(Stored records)
▽

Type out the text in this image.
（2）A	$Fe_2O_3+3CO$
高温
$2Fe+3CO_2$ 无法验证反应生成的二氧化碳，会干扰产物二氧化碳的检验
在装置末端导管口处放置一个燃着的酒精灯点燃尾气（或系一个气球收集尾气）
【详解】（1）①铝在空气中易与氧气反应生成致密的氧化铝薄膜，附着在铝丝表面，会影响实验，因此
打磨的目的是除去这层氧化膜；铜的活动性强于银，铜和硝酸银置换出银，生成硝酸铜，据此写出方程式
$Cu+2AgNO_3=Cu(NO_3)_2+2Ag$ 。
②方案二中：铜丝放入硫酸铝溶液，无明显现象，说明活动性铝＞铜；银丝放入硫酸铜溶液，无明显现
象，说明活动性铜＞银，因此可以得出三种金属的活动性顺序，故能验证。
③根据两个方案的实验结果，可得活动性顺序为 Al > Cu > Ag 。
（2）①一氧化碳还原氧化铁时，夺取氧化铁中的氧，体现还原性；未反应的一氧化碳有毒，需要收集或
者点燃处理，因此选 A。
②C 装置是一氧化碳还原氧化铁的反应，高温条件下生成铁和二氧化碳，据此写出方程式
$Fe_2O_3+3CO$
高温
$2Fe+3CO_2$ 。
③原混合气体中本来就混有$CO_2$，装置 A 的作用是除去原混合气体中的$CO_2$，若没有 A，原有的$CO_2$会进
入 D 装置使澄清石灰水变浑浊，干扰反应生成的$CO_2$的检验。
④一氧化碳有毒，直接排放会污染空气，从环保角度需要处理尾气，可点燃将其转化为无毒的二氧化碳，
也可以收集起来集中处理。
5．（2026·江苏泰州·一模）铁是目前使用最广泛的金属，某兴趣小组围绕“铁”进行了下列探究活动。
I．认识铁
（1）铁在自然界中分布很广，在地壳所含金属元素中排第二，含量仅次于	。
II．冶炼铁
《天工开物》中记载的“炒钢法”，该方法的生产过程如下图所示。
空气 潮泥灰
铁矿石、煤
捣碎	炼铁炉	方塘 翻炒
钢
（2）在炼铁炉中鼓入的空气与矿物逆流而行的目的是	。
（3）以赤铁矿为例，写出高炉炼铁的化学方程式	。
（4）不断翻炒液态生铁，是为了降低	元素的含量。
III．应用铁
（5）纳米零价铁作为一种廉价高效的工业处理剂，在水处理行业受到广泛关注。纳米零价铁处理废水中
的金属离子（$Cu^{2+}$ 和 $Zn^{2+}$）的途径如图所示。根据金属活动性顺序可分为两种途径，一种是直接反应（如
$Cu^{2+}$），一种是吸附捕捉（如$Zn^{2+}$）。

△

Written request: Using the listing above, retype each line exactly.

Result of this task:
Type out the text in this image.
（2）A	$Fe_2O_3+3CO$
高温
$2Fe+3CO_2$ 无法验证反应生成的二氧化碳，会干扰产物二氧化碳的检验
在装置末端导管口处放置一个燃着的酒精灯点燃尾气（或系一个气球收集尾气）
【详解】（1）①铝在空气中易与氧气反应生成致密的氧化铝薄膜，附着在铝丝表面，会影响实验，因此
打磨的目的是除去这层氧化膜；铜的活动性强于银，铜和硝酸银置换出银，生成硝酸铜，据此写出方程式
$Cu+2AgNO_3=Cu(NO_3)_2+2Ag$ 。
②方案二中：铜丝放入硫酸铝溶液，无明显现象，说明活动性铝＞铜；银丝放入硫酸铜溶液，无明显现
象，说明活动性铜＞银，因此可以得出三种金属的活动性顺序，故能验证。
③根据两个方案的实验结果，可得活动性顺序为 Al > Cu > Ag 。
（2）①一氧化碳还原氧化铁时，夺取氧化铁中的氧，体现还原性；未反应的一氧化碳有毒，需要收集或
者点燃处理，因此选 A。
②C 装置是一氧化碳还原氧化铁的反应，高温条件下生成铁和二氧化碳，据此写出方程式
$Fe_2O_3+3CO$
高温
$2Fe+3CO_2$ 。
③原混合气体中本来就混有$CO_2$，装置 A 的作用是除去原混合气体中的$CO_2$，若没有 A，原有的$CO_2$会进
入 D 装置使澄清石灰水变浑浊，干扰反应生成的$CO_2$的检验。
④一氧化碳有毒，直接排放会污染空气，从环保角度需要处理尾气，可点燃将其转化为无毒的二氧化碳，
也可以收集起来集中处理。
5．（2026·江苏泰州·一模）铁是目前使用最广泛的金属，某兴趣小组围绕“铁”进行了下列探究活动。
I．认识铁
（1）铁在自然界中分布很广，在地壳所含金属元素中排第二，含量仅次于	。
II．冶炼铁
《天工开物》中记载的“炒钢法”，该方法的生产过程如下图所示。
空气 潮泥灰
铁矿石、煤
捣碎	炼铁炉	方塘 翻炒
钢
（2）在炼铁炉中鼓入的空气与矿物逆流而行的目的是	。
（3）以赤铁矿为例，写出高炉炼铁的化学方程式	。
（4）不断翻炒液态生铁，是为了降低	元素的含量。
III．应用铁
（5）纳米零价铁作为一种廉价高效的工业处理剂，在水处理行业受到广泛关注。纳米零价铁处理废水中
的金属离子（$Cu^{2+}$ 和 $Zn^{2+}$）的途径如图所示。根据金属活动性顺序可分为两种途径，一种是直接反应（如
$Cu^{2+}$），一种是吸附捕捉（如$Zn^{2+}$）。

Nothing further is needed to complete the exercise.